» **Input data**:
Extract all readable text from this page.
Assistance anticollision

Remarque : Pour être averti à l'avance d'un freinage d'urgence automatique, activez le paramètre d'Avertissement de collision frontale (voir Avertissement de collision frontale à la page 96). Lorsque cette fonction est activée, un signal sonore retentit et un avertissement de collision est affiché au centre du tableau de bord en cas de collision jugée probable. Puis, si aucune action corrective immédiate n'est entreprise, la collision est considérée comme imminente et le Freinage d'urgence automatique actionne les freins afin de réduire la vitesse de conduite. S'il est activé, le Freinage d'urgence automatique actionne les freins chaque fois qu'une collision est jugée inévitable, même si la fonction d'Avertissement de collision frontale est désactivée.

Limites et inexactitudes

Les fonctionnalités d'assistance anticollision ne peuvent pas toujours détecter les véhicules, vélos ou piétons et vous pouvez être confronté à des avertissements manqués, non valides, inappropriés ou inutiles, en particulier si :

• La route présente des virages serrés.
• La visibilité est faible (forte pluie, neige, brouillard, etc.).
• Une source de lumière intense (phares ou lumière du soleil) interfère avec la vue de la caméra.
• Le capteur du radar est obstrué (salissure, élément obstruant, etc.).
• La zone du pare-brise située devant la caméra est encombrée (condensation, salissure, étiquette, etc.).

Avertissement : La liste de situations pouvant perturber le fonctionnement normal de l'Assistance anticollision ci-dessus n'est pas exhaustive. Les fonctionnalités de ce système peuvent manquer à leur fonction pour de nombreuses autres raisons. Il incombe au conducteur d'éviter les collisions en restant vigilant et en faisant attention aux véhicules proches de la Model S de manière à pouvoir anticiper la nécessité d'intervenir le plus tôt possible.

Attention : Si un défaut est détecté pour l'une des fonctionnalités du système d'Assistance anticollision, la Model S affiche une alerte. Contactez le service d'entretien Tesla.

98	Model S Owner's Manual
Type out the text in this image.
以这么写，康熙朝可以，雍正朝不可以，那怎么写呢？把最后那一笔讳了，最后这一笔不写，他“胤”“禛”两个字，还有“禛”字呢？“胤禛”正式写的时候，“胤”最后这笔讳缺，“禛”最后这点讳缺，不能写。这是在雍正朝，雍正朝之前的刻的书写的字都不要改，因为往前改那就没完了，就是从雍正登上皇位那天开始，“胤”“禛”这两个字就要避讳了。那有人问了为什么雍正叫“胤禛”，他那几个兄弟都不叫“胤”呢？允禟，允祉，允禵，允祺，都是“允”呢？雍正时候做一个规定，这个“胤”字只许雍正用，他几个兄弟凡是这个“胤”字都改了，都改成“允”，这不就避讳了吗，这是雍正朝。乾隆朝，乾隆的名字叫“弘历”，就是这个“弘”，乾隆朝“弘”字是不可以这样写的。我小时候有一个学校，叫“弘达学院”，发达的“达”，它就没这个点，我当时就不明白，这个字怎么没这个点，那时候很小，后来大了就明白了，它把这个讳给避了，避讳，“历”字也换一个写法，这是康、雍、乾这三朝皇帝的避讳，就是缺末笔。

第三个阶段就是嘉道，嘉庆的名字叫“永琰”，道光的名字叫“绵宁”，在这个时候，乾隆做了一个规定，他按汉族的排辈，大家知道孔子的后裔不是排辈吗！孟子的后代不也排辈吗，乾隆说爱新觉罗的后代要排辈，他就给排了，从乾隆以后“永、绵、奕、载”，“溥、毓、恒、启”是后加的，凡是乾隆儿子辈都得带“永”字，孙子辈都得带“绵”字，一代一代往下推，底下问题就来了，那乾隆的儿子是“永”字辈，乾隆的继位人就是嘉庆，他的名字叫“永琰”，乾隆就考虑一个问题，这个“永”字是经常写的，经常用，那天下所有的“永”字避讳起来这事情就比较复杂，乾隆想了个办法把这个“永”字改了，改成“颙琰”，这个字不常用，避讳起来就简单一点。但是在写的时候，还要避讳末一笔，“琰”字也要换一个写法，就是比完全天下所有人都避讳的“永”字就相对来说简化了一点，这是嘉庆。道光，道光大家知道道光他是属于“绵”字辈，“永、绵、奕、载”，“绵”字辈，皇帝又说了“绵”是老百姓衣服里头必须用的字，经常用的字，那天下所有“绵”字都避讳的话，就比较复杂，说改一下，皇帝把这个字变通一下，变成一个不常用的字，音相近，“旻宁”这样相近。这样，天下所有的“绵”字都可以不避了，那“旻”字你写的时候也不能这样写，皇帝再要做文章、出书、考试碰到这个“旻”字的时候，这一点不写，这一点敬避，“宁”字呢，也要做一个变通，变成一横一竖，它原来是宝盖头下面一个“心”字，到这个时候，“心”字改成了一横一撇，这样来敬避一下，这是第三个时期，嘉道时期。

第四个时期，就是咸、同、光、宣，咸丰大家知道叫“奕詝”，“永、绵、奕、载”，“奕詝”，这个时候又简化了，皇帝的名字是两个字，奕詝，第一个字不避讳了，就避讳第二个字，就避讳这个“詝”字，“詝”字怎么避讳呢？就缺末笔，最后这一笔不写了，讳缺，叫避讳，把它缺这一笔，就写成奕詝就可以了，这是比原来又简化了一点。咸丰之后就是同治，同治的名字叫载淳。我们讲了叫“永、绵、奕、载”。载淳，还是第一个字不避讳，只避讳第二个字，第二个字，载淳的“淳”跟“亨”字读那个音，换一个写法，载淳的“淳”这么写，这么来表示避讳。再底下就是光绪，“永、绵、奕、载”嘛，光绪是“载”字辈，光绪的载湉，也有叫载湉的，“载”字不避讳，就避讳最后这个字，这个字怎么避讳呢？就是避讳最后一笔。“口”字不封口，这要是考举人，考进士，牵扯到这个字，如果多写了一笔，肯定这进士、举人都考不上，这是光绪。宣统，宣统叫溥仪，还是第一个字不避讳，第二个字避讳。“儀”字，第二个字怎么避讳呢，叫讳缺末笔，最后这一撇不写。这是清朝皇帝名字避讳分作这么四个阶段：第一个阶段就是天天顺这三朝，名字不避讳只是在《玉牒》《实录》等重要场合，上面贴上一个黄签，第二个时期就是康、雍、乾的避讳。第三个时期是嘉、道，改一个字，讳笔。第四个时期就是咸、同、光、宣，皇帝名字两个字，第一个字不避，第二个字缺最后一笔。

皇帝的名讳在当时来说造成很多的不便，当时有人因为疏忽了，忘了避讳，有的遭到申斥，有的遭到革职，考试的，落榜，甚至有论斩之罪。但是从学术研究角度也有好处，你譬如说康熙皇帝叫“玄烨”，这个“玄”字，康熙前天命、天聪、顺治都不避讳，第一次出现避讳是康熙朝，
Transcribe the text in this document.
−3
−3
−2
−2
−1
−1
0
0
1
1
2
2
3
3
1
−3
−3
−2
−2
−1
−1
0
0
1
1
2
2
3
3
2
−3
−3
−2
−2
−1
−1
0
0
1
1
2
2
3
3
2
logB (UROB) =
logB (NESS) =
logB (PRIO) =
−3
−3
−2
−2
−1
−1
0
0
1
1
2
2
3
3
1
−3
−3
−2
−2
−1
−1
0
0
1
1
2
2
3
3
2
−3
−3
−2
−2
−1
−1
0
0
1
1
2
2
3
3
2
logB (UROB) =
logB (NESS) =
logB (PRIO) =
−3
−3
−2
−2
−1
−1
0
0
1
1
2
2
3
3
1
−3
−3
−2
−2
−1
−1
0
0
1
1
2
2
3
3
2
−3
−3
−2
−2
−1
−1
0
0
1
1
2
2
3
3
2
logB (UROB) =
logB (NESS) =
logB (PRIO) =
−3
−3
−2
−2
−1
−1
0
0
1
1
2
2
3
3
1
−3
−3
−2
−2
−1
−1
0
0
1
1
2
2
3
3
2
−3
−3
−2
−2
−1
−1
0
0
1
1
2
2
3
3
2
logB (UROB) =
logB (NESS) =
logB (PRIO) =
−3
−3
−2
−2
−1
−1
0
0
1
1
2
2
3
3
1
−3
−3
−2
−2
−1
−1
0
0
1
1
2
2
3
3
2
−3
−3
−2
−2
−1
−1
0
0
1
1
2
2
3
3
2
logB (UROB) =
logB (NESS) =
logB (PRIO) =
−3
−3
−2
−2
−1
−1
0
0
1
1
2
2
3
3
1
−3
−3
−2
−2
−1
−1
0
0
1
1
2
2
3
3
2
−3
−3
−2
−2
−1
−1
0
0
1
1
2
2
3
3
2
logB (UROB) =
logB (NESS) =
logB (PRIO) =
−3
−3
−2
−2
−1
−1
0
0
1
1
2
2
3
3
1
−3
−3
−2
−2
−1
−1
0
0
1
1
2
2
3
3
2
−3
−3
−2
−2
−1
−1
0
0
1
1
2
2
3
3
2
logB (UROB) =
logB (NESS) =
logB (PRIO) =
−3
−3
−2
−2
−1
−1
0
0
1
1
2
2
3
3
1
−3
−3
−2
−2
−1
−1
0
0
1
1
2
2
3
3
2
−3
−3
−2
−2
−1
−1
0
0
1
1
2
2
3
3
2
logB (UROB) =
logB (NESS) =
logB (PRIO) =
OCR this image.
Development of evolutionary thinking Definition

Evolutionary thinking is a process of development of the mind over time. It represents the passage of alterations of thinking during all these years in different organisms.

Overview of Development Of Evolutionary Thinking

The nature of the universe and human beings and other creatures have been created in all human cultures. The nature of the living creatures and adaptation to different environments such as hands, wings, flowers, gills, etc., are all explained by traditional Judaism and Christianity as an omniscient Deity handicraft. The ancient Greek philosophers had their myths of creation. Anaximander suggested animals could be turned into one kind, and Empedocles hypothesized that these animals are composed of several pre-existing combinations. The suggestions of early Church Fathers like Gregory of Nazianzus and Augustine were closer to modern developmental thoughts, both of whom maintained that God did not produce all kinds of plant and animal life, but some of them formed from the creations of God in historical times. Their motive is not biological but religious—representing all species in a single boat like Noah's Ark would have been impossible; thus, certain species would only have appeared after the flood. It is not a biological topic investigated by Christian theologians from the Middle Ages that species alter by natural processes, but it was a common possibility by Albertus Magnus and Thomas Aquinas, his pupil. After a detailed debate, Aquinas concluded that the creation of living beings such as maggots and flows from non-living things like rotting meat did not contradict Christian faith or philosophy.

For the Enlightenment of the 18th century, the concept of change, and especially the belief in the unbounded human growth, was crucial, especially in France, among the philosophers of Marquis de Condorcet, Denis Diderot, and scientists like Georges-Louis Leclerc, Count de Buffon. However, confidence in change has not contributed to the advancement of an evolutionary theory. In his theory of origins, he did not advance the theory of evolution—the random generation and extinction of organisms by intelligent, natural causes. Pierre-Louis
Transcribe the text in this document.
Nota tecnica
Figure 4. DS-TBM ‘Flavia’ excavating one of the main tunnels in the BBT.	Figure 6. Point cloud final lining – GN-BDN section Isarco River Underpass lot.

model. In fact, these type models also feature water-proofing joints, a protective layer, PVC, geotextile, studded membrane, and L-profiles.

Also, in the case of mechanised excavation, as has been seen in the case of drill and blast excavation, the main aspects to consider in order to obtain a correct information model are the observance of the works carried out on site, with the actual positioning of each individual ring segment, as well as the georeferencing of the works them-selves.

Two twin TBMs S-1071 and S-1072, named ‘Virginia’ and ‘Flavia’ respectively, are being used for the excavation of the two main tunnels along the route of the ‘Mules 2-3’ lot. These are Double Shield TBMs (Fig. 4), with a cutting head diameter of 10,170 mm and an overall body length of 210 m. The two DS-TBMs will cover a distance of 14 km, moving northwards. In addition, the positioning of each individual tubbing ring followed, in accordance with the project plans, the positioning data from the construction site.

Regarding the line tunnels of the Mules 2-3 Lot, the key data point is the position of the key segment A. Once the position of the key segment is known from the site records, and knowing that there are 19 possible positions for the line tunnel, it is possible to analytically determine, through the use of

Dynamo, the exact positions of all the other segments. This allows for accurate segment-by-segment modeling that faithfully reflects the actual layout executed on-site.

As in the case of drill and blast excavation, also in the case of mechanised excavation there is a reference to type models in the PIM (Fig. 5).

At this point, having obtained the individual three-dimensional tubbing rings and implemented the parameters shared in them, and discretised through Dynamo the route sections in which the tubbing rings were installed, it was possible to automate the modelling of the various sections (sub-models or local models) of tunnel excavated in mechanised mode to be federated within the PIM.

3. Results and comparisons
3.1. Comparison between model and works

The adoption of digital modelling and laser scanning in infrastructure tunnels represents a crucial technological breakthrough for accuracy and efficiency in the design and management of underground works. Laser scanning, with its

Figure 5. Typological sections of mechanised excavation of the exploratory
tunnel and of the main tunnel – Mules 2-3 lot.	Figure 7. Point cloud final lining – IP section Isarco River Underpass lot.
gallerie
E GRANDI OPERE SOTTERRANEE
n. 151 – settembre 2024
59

» **Your objective**: State the number of lines that contain the string "segment", with no other words.

» **Solution below**: 3